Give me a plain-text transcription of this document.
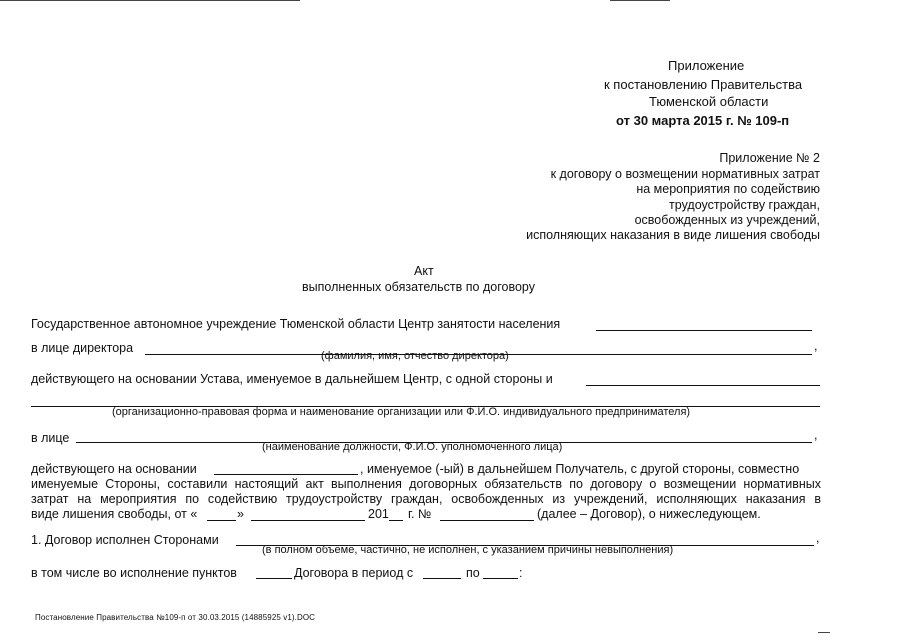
Приложение
к постановлению Правительства
Тюменской области
от 30 марта 2015 г. № 109-п
Приложение № 2
к договору о возмещении нормативных затрат
на мероприятия по содействию
трудоустройству граждан,
освобожденных из учреждений,
исполняющих наказания в виде лишения свободы
Акт
выполненных обязательств по договору
Государственное автономное учреждение Тюменской области Центр занятости населения
в лице директора	,
(фамилия, имя, отчество директора)
действующего на основании Устава, именуемое в дальнейшем Центр, с одной стороны и
(организационно-правовая форма и наименование организации или Ф.И.О. индивидуального предпринимателя)
в лице	,
(наименование должности, Ф.И.О. уполномоченного лица)
действующего на основании	, именуемое (-ый) в дальнейшем Получатель, с другой стороны, совместно
именуемые Стороны, составили настоящий акт выполнения договорных обязательств по договору о возмещении нормативных
затрат на мероприятия по содействию трудоустройству граждан, освобожденных из учреждений, исполняющих наказания в
виде лишения свободы, от «	»	201 г. №	(далее – Договор), о нижеследующем.
1. Договор исполнен Сторонами	,
(в полном объеме, частично, не исполнен, с указанием причины невыполнения)
в том числе во исполнение пунктов	Договора в период с	по	:
Постановление Правительства №109-п от 30.03.2015 (14885925 v1).DOC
----
§ **Job**
All of the records above must be copied exactly, except for the pictures.

§ **Correct answer**
Give me a plain-text transcription of this document.
Приложение
к постановлению Правительства
Тюменской области
от 30 марта 2015 г. № 109-п
Приложение № 2
к договору о возмещении нормативных затрат
на мероприятия по содействию
трудоустройству граждан,
освобожденных из учреждений,
исполняющих наказания в виде лишения свободы
Акт
выполненных обязательств по договору
Государственное автономное учреждение Тюменской области Центр занятости населения
в лице директора	,
(фамилия, имя, отчество директора)
действующего на основании Устава, именуемое в дальнейшем Центр, с одной стороны и
(организационно-правовая форма и наименование организации или Ф.И.О. индивидуального предпринимателя)
в лице	,
(наименование должности, Ф.И.О. уполномоченного лица)
действующего на основании	, именуемое (-ый) в дальнейшем Получатель, с другой стороны, совместно
именуемые Стороны, составили настоящий акт выполнения договорных обязательств по договору о возмещении нормативных
затрат на мероприятия по содействию трудоустройству граждан, освобожденных из учреждений, исполняющих наказания в
виде лишения свободы, от «	»	201 г. №	(далее – Договор), о нижеследующем.
1. Договор исполнен Сторонами	,
(в полном объеме, частично, не исполнен, с указанием причины невыполнения)
в том числе во исполнение пунктов	Договора в период с	по	:
Постановление Правительства №109-п от 30.03.2015 (14885925 v1).DOC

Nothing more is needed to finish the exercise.